───── RECORDS TO PROCESS
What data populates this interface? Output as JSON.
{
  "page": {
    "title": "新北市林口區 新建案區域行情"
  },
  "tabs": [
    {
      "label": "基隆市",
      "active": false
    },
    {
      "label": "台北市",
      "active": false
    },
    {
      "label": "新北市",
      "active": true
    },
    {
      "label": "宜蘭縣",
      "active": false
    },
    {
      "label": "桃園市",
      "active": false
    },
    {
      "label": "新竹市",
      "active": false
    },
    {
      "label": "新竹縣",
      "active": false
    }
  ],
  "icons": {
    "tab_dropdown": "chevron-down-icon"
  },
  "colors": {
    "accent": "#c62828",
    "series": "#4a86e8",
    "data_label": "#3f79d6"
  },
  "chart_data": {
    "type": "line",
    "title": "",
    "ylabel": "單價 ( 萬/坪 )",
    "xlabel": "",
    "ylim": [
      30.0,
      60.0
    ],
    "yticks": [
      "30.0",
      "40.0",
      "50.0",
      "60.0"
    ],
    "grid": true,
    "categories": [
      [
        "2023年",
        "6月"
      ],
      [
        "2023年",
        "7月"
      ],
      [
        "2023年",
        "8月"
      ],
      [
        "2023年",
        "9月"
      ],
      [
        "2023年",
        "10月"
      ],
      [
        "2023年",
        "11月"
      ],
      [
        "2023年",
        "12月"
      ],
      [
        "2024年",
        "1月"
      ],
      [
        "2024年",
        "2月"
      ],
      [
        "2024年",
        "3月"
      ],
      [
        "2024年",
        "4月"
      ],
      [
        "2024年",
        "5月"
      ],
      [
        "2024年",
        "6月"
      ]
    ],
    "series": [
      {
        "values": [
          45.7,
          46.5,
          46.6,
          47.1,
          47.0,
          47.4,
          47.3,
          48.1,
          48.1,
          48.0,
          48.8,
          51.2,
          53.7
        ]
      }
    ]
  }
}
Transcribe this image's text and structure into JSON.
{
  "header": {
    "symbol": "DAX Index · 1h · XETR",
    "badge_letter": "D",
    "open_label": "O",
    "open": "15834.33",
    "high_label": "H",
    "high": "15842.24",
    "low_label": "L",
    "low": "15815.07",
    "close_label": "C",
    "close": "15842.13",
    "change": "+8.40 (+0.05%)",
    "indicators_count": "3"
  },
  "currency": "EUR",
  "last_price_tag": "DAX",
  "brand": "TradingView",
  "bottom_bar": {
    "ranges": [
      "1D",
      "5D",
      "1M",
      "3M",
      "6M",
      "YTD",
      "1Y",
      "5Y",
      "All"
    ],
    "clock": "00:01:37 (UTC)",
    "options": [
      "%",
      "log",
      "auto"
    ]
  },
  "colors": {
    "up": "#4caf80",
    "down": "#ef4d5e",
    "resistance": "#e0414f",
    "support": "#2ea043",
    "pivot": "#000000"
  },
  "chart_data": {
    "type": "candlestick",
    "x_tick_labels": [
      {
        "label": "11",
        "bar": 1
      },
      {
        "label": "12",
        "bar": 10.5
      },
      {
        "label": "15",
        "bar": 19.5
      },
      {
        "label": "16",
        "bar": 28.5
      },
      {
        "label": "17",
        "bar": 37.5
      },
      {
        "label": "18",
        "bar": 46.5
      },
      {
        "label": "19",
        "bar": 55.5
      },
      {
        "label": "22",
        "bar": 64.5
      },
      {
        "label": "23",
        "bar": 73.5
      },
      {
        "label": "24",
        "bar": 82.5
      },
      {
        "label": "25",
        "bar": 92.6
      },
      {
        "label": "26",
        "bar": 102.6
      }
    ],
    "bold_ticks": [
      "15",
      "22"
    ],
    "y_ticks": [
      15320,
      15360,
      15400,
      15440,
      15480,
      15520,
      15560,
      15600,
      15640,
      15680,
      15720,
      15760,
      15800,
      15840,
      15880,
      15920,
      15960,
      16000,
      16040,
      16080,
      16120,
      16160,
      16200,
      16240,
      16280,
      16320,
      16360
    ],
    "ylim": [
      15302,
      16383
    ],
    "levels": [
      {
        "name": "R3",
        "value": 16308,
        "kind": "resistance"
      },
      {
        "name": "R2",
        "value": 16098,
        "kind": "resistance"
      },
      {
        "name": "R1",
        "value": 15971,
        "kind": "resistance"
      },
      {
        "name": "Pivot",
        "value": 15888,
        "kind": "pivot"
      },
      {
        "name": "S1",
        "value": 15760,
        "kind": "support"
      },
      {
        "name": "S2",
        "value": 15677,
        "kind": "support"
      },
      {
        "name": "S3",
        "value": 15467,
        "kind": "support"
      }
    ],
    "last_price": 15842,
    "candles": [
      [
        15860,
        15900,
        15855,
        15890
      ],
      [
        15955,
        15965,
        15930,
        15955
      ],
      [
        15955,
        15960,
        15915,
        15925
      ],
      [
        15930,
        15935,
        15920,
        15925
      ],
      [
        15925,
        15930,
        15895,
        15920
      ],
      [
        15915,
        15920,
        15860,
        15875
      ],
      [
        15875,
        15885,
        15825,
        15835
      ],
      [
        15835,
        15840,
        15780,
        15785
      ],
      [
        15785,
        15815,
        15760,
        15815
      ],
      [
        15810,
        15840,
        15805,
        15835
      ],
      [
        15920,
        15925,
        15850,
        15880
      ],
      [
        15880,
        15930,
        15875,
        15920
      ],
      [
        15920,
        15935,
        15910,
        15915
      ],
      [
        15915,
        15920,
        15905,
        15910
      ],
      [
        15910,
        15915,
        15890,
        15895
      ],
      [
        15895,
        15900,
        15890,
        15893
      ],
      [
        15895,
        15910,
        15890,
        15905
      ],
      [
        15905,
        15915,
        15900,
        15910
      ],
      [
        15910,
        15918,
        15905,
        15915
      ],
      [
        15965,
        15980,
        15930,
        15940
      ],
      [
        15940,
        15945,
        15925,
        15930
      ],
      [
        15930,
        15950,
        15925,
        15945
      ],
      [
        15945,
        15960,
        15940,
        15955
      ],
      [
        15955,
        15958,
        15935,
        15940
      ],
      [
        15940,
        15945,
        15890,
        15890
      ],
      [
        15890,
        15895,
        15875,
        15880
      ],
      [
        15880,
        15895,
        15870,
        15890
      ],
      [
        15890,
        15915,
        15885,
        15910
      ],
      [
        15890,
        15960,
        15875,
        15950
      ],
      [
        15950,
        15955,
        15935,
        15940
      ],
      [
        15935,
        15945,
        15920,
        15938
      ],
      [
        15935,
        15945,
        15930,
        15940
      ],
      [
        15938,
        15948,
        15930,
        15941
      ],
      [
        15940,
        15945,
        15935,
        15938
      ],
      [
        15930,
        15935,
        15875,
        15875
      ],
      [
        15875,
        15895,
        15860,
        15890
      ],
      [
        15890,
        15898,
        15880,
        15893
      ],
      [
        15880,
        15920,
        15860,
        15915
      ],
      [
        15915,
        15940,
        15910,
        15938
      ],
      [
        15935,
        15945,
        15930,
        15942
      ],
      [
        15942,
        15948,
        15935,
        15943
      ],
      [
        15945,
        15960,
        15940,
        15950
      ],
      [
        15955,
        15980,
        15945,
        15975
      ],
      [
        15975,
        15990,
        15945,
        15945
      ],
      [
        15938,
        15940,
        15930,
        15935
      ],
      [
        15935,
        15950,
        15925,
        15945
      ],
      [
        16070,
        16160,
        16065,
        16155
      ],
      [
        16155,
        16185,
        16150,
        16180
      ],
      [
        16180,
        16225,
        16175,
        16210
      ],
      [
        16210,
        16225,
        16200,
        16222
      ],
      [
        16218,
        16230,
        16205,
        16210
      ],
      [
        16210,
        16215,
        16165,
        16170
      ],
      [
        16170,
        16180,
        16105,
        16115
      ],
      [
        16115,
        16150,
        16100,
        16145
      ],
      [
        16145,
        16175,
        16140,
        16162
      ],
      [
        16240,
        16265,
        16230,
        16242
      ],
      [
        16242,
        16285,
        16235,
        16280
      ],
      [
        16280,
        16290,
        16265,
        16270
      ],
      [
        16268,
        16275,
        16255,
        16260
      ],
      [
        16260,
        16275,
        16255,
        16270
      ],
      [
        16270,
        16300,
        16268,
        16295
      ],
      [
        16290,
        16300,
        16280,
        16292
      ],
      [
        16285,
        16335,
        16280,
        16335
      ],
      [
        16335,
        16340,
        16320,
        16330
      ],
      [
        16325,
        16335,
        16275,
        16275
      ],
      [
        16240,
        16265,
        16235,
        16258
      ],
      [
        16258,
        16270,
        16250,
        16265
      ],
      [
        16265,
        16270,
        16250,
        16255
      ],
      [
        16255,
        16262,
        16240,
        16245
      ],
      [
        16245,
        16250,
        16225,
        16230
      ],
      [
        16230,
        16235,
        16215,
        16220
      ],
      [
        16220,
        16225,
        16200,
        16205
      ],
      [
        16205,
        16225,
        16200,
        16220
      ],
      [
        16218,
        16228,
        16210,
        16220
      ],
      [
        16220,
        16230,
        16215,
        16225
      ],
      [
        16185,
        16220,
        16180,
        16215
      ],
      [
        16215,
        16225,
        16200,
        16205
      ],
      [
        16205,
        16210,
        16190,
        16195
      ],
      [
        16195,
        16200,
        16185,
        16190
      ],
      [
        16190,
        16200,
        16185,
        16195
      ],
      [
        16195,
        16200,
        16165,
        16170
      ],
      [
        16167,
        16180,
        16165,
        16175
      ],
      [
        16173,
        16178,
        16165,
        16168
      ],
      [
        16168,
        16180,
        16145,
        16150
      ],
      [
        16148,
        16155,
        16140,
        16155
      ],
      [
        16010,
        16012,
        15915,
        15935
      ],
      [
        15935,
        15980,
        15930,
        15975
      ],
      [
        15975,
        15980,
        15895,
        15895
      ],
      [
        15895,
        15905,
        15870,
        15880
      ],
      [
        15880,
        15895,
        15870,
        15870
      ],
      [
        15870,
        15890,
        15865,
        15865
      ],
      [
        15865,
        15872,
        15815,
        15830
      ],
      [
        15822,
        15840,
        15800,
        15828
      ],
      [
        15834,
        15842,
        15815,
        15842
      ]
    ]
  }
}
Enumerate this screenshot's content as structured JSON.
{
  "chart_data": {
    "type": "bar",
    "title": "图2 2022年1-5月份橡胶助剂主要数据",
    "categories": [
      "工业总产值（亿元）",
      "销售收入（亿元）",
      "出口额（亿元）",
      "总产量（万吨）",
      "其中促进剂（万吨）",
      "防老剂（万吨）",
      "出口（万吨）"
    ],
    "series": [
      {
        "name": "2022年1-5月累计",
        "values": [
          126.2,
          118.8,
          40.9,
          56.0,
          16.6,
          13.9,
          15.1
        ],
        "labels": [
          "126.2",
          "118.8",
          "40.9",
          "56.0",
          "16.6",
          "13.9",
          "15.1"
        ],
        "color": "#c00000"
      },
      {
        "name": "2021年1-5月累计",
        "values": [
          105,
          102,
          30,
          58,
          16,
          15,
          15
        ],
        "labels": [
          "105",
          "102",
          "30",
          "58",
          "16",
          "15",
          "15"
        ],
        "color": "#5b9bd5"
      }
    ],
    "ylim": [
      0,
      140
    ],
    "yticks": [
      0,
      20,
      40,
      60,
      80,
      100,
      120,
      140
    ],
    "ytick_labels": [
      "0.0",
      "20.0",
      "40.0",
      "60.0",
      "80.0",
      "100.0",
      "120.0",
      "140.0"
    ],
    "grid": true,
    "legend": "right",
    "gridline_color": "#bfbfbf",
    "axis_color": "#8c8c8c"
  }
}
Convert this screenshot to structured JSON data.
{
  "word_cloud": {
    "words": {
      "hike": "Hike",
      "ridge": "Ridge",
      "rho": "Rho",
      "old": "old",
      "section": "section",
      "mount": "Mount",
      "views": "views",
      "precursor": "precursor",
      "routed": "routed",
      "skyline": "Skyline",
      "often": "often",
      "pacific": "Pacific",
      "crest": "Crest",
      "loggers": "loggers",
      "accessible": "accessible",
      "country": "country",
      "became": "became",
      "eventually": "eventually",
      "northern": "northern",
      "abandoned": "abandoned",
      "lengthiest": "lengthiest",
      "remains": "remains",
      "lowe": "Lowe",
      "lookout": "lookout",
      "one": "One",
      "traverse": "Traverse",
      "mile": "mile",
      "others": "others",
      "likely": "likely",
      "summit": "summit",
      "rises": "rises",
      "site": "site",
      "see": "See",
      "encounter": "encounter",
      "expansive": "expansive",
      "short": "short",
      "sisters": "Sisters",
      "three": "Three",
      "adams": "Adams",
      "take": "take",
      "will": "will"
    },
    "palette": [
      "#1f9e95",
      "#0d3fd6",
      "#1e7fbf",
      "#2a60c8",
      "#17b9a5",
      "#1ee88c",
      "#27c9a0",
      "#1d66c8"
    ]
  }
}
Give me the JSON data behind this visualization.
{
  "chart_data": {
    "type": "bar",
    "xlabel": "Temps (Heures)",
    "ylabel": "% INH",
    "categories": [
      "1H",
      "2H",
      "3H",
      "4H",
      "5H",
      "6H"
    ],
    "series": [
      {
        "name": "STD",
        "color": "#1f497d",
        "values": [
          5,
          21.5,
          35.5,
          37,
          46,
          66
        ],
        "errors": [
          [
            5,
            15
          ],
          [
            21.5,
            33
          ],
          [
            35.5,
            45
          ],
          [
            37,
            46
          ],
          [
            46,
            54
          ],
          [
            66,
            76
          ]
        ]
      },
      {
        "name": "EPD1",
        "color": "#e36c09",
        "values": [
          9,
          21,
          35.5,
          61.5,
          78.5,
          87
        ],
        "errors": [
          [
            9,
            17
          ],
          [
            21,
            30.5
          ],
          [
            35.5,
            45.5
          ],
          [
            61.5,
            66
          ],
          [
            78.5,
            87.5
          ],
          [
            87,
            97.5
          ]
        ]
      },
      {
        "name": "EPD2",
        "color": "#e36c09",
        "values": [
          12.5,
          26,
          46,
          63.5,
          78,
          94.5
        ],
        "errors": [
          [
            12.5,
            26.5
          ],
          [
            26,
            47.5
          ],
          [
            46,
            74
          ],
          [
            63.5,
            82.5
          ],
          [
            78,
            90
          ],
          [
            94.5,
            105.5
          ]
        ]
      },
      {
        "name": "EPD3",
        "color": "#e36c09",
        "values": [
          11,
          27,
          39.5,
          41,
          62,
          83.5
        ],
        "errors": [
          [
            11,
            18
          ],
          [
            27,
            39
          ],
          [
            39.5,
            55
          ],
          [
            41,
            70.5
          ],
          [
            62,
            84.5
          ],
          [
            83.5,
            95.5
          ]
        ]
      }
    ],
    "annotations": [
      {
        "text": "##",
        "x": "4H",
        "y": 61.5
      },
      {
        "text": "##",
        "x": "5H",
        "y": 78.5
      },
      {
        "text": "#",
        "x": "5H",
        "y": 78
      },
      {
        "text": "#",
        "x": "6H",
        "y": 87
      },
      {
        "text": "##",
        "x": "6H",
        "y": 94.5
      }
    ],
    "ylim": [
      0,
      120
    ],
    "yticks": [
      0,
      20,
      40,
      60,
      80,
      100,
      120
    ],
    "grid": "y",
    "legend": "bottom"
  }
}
──────────
▶ [EXERCISE] Your task is to list each line of the records with the word "down".

▶ [RESULT OF THIS TASK]
    "tab_dropdown": "chevron-down-icon"
    "down": "#ef4d5e",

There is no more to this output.